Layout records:
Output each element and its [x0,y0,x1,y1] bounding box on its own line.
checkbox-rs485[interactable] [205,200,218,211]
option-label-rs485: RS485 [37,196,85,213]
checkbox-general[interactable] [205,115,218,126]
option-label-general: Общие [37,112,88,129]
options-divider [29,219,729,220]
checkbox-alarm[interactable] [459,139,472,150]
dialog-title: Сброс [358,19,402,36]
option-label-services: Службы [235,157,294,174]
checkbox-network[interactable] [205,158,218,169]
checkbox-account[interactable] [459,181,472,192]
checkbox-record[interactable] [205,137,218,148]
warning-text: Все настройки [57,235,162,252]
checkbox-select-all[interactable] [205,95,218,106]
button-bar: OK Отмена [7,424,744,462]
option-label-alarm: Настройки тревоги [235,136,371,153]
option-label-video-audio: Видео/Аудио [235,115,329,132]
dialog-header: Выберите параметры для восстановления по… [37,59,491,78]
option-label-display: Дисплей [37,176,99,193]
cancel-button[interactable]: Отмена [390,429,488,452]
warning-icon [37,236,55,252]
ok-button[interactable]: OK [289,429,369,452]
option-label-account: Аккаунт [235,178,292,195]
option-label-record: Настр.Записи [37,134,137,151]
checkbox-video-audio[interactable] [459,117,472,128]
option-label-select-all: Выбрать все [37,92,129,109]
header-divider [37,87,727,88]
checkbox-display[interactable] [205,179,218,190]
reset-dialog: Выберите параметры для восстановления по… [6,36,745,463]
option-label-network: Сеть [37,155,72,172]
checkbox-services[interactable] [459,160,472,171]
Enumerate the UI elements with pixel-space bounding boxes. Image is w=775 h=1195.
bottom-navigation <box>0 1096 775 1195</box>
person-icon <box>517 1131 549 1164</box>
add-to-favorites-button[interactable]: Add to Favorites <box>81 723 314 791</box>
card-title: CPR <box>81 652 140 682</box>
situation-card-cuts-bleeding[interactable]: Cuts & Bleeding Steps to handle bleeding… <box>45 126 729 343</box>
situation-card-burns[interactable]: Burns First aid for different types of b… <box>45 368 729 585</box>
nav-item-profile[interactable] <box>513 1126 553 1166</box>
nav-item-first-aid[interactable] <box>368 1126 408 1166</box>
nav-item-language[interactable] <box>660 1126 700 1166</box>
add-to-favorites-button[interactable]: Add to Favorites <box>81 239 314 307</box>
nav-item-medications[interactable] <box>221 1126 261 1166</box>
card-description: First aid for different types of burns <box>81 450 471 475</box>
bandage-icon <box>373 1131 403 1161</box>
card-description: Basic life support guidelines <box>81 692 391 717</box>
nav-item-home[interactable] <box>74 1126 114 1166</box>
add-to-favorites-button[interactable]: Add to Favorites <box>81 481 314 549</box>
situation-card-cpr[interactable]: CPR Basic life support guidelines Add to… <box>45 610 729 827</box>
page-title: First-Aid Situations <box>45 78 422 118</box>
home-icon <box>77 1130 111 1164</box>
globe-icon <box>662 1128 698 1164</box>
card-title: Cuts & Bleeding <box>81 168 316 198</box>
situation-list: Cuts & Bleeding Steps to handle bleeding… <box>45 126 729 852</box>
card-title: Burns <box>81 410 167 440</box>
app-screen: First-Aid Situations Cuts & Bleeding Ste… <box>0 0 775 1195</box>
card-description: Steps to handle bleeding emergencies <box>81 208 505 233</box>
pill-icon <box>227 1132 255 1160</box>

# [Task to complete]
Copy every line of the material above without changing a single character, from the first line to the last.

# [Solution for this task]
Output each element and its [x0,y0,x1,y1] bounding box on its own line.
checkbox-rs485[interactable] [205,200,218,211]
option-label-rs485: RS485 [37,196,85,213]
checkbox-general[interactable] [205,115,218,126]
option-label-general: Общие [37,112,88,129]
options-divider [29,219,729,220]
checkbox-alarm[interactable] [459,139,472,150]
dialog-title: Сброс [358,19,402,36]
option-label-services: Службы [235,157,294,174]
checkbox-network[interactable] [205,158,218,169]
checkbox-account[interactable] [459,181,472,192]
checkbox-record[interactable] [205,137,218,148]
warning-text: Все настройки [57,235,162,252]
checkbox-select-all[interactable] [205,95,218,106]
button-bar: OK Отмена [7,424,744,462]
option-label-alarm: Настройки тревоги [235,136,371,153]
option-label-video-audio: Видео/Аудио [235,115,329,132]
dialog-header: Выберите параметры для восстановления по… [37,59,491,78]
option-label-display: Дисплей [37,176,99,193]
cancel-button[interactable]: Отмена [390,429,488,452]
warning-icon [37,236,55,252]
ok-button[interactable]: OK [289,429,369,452]
option-label-account: Аккаунт [235,178,292,195]
option-label-record: Настр.Записи [37,134,137,151]
checkbox-video-audio[interactable] [459,117,472,128]
option-label-select-all: Выбрать все [37,92,129,109]
header-divider [37,87,727,88]
checkbox-display[interactable] [205,179,218,190]
reset-dialog: Выберите параметры для восстановления по… [6,36,745,463]
option-label-network: Сеть [37,155,72,172]
checkbox-services[interactable] [459,160,472,171]
Enumerate the UI elements with pixel-space bounding boxes. Image is w=775 h=1195.
bottom-navigation <box>0 1096 775 1195</box>
person-icon <box>517 1131 549 1164</box>
add-to-favorites-button[interactable]: Add to Favorites <box>81 723 314 791</box>
card-title: CPR <box>81 652 140 682</box>
situation-card-cuts-bleeding[interactable]: Cuts & Bleeding Steps to handle bleeding… <box>45 126 729 343</box>
situation-card-burns[interactable]: Burns First aid for different types of b… <box>45 368 729 585</box>
nav-item-profile[interactable] <box>513 1126 553 1166</box>
nav-item-first-aid[interactable] <box>368 1126 408 1166</box>
nav-item-language[interactable] <box>660 1126 700 1166</box>
add-to-favorites-button[interactable]: Add to Favorites <box>81 239 314 307</box>
nav-item-medications[interactable] <box>221 1126 261 1166</box>
card-description: First aid for different types of burns <box>81 450 471 475</box>
bandage-icon <box>373 1131 403 1161</box>
card-description: Basic life support guidelines <box>81 692 391 717</box>
nav-item-home[interactable] <box>74 1126 114 1166</box>
add-to-favorites-button[interactable]: Add to Favorites <box>81 481 314 549</box>
situation-card-cpr[interactable]: CPR Basic life support guidelines Add to… <box>45 610 729 827</box>
page-title: First-Aid Situations <box>45 78 422 118</box>
home-icon <box>77 1130 111 1164</box>
globe-icon <box>662 1128 698 1164</box>
card-title: Cuts & Bleeding <box>81 168 316 198</box>
situation-list: Cuts & Bleeding Steps to handle bleeding… <box>45 126 729 852</box>
card-title: Burns <box>81 410 167 440</box>
app-screen: First-Aid Situations Cuts & Bleeding Ste… <box>0 0 775 1195</box>
card-description: Steps to handle bleeding emergencies <box>81 208 505 233</box>
pill-icon <box>227 1132 255 1160</box>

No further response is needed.